Dataset content =
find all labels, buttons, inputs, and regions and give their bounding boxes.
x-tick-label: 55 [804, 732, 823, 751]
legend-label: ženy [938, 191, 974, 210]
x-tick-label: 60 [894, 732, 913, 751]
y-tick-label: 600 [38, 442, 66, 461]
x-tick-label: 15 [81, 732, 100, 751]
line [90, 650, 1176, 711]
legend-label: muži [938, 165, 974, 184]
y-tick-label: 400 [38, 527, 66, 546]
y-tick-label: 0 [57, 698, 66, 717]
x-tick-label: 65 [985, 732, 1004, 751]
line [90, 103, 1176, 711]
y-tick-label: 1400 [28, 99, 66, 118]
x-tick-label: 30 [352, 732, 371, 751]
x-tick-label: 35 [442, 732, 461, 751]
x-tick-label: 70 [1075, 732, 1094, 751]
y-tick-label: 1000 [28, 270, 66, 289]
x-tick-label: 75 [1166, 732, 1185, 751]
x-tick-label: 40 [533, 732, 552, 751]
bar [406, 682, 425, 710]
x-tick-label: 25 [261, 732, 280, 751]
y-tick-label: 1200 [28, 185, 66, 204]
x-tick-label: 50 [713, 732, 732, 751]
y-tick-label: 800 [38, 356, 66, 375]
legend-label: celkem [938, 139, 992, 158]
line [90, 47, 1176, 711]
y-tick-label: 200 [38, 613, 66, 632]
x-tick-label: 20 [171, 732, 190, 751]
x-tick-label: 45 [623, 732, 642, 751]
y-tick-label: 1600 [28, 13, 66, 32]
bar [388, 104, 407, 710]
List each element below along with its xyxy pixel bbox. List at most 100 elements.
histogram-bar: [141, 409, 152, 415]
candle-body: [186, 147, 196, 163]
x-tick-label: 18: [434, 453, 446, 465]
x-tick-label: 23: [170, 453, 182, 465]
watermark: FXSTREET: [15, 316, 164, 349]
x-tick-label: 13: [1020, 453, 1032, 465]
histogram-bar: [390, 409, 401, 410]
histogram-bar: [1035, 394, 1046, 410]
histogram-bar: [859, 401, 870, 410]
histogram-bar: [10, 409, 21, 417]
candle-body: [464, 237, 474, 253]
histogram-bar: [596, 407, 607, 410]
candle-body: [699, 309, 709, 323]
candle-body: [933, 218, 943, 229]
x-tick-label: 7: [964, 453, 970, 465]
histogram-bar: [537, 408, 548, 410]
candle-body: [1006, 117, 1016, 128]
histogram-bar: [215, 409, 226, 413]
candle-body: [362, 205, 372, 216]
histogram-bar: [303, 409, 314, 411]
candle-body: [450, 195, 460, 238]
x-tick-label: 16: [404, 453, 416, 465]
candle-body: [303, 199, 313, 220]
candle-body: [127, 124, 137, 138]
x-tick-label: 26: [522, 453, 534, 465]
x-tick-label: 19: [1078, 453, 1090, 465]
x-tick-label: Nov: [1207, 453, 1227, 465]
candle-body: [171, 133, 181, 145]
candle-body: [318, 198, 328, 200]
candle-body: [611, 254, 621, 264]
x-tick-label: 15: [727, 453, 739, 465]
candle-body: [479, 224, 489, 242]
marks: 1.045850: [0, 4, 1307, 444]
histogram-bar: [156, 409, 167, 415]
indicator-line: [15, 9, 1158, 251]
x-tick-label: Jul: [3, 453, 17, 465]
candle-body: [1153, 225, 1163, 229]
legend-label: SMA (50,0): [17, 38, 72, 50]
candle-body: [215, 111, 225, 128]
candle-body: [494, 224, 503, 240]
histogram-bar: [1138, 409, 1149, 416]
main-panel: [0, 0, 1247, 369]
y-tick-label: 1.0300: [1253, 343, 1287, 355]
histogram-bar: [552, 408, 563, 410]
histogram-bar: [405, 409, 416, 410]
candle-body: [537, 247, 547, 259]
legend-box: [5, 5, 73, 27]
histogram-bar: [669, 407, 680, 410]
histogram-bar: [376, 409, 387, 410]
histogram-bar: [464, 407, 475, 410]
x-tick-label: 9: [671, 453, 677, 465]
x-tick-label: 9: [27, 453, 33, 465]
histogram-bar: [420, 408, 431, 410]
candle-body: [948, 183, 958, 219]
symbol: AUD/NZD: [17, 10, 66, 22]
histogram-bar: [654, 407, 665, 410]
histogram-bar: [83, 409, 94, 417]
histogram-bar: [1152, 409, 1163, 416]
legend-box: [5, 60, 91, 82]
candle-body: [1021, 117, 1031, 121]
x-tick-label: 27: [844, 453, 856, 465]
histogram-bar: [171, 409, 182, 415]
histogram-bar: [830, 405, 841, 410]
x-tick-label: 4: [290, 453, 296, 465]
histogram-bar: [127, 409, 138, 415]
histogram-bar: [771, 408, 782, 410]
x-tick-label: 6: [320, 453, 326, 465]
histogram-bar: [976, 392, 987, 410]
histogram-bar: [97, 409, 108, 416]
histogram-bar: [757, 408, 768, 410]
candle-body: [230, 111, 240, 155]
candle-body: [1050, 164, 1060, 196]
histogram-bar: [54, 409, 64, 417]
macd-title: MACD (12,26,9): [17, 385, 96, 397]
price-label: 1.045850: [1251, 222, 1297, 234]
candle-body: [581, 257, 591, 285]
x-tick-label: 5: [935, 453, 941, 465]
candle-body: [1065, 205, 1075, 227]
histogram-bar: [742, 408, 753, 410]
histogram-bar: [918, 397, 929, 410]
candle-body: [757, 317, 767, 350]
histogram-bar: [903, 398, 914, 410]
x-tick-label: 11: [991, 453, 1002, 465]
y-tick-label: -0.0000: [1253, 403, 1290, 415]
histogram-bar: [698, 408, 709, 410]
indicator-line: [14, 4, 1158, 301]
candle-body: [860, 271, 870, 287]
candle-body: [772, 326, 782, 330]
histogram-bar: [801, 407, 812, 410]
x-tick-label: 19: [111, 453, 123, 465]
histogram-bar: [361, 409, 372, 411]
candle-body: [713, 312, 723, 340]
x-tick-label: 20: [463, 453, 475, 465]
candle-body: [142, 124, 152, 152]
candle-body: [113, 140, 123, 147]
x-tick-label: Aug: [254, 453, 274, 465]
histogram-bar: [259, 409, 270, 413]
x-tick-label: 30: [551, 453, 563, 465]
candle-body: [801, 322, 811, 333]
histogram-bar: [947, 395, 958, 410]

Brief = Change every "x-tick-label" in the items above to "x-axis label", and reproduce all the items with nothing else altered.

Solution to this problem =
find all labels, buttons, inputs, and regions and give their bounding boxes.
x-axis label: 55 [804, 732, 823, 751]
legend-label: ženy [938, 191, 974, 210]
x-axis label: 60 [894, 732, 913, 751]
y-tick-label: 600 [38, 442, 66, 461]
x-axis label: 15 [81, 732, 100, 751]
line [90, 650, 1176, 711]
legend-label: muži [938, 165, 974, 184]
y-tick-label: 400 [38, 527, 66, 546]
y-tick-label: 0 [57, 698, 66, 717]
x-axis label: 65 [985, 732, 1004, 751]
line [90, 103, 1176, 711]
y-tick-label: 1400 [28, 99, 66, 118]
x-axis label: 30 [352, 732, 371, 751]
x-axis label: 35 [442, 732, 461, 751]
x-axis label: 70 [1075, 732, 1094, 751]
y-tick-label: 1000 [28, 270, 66, 289]
x-axis label: 75 [1166, 732, 1185, 751]
x-axis label: 40 [533, 732, 552, 751]
bar [406, 682, 425, 710]
x-axis label: 25 [261, 732, 280, 751]
y-tick-label: 1200 [28, 185, 66, 204]
x-axis label: 50 [713, 732, 732, 751]
y-tick-label: 800 [38, 356, 66, 375]
legend-label: celkem [938, 139, 992, 158]
line [90, 47, 1176, 711]
y-tick-label: 200 [38, 613, 66, 632]
x-axis label: 20 [171, 732, 190, 751]
x-axis label: 45 [623, 732, 642, 751]
y-tick-label: 1600 [28, 13, 66, 32]
bar [388, 104, 407, 710]
List each element below along with its xyxy pixel bbox. List at most 100 elements.
histogram-bar: [141, 409, 152, 415]
candle-body: [186, 147, 196, 163]
x-axis label: 18: [434, 453, 446, 465]
x-axis label: 23: [170, 453, 182, 465]
watermark: FXSTREET: [15, 316, 164, 349]
x-axis label: 13: [1020, 453, 1032, 465]
histogram-bar: [390, 409, 401, 410]
histogram-bar: [1035, 394, 1046, 410]
histogram-bar: [859, 401, 870, 410]
histogram-bar: [10, 409, 21, 417]
candle-body: [464, 237, 474, 253]
histogram-bar: [596, 407, 607, 410]
candle-body: [699, 309, 709, 323]
candle-body: [933, 218, 943, 229]
x-axis label: 7: [964, 453, 970, 465]
histogram-bar: [537, 408, 548, 410]
candle-body: [1006, 117, 1016, 128]
histogram-bar: [215, 409, 226, 413]
candle-body: [362, 205, 372, 216]
histogram-bar: [303, 409, 314, 411]
candle-body: [450, 195, 460, 238]
x-axis label: 16: [404, 453, 416, 465]
candle-body: [303, 199, 313, 220]
candle-body: [127, 124, 137, 138]
x-axis label: 26: [522, 453, 534, 465]
x-axis label: 19: [1078, 453, 1090, 465]
x-axis label: Nov: [1207, 453, 1227, 465]
candle-body: [171, 133, 181, 145]
candle-body: [318, 198, 328, 200]
candle-body: [611, 254, 621, 264]
x-axis label: 15: [727, 453, 739, 465]
candle-body: [479, 224, 489, 242]
marks: 1.045850: [0, 4, 1307, 444]
histogram-bar: [156, 409, 167, 415]
indicator-line: [15, 9, 1158, 251]
x-axis label: Jul: [3, 453, 17, 465]
candle-body: [1153, 225, 1163, 229]
legend-label: SMA (50,0): [17, 38, 72, 50]
candle-body: [215, 111, 225, 128]
candle-body: [494, 224, 503, 240]
histogram-bar: [1138, 409, 1149, 416]
main-panel: [0, 0, 1247, 369]
y-tick-label: 1.0300: [1253, 343, 1287, 355]
histogram-bar: [552, 408, 563, 410]
histogram-bar: [405, 409, 416, 410]
candle-body: [537, 247, 547, 259]
legend-box: [5, 5, 73, 27]
histogram-bar: [669, 407, 680, 410]
histogram-bar: [376, 409, 387, 410]
histogram-bar: [464, 407, 475, 410]
x-axis label: 9: [671, 453, 677, 465]
x-axis label: 9: [27, 453, 33, 465]
histogram-bar: [420, 408, 431, 410]
candle-body: [948, 183, 958, 219]
symbol: AUD/NZD: [17, 10, 66, 22]
histogram-bar: [654, 407, 665, 410]
histogram-bar: [83, 409, 94, 417]
histogram-bar: [1152, 409, 1163, 416]
legend-box: [5, 60, 91, 82]
candle-body: [1021, 117, 1031, 121]
x-axis label: 27: [844, 453, 856, 465]
histogram-bar: [171, 409, 182, 415]
histogram-bar: [830, 405, 841, 410]
x-axis label: 4: [290, 453, 296, 465]
histogram-bar: [127, 409, 138, 415]
histogram-bar: [771, 408, 782, 410]
x-axis label: 6: [320, 453, 326, 465]
histogram-bar: [976, 392, 987, 410]
histogram-bar: [97, 409, 108, 416]
histogram-bar: [757, 408, 768, 410]
candle-body: [230, 111, 240, 155]
candle-body: [1050, 164, 1060, 196]
histogram-bar: [54, 409, 64, 417]
macd-title: MACD (12,26,9): [17, 385, 96, 397]
price-label: 1.045850: [1251, 222, 1297, 234]
candle-body: [581, 257, 591, 285]
x-axis label: 5: [935, 453, 941, 465]
candle-body: [1065, 205, 1075, 227]
histogram-bar: [742, 408, 753, 410]
histogram-bar: [918, 397, 929, 410]
candle-body: [757, 317, 767, 350]
histogram-bar: [903, 398, 914, 410]
x-axis label: 11: [991, 453, 1002, 465]
y-tick-label: -0.0000: [1253, 403, 1290, 415]
histogram-bar: [698, 408, 709, 410]
indicator-line: [14, 4, 1158, 301]
candle-body: [860, 271, 870, 287]
candle-body: [772, 326, 782, 330]
histogram-bar: [801, 407, 812, 410]
x-axis label: 19: [111, 453, 123, 465]
histogram-bar: [361, 409, 372, 411]
candle-body: [713, 312, 723, 340]
x-axis label: 20: [463, 453, 475, 465]
candle-body: [142, 124, 152, 152]
candle-body: [113, 140, 123, 147]
x-axis label: Aug: [254, 453, 274, 465]
histogram-bar: [259, 409, 270, 413]
x-axis label: 30: [551, 453, 563, 465]
candle-body: [801, 322, 811, 333]
histogram-bar: [947, 395, 958, 410]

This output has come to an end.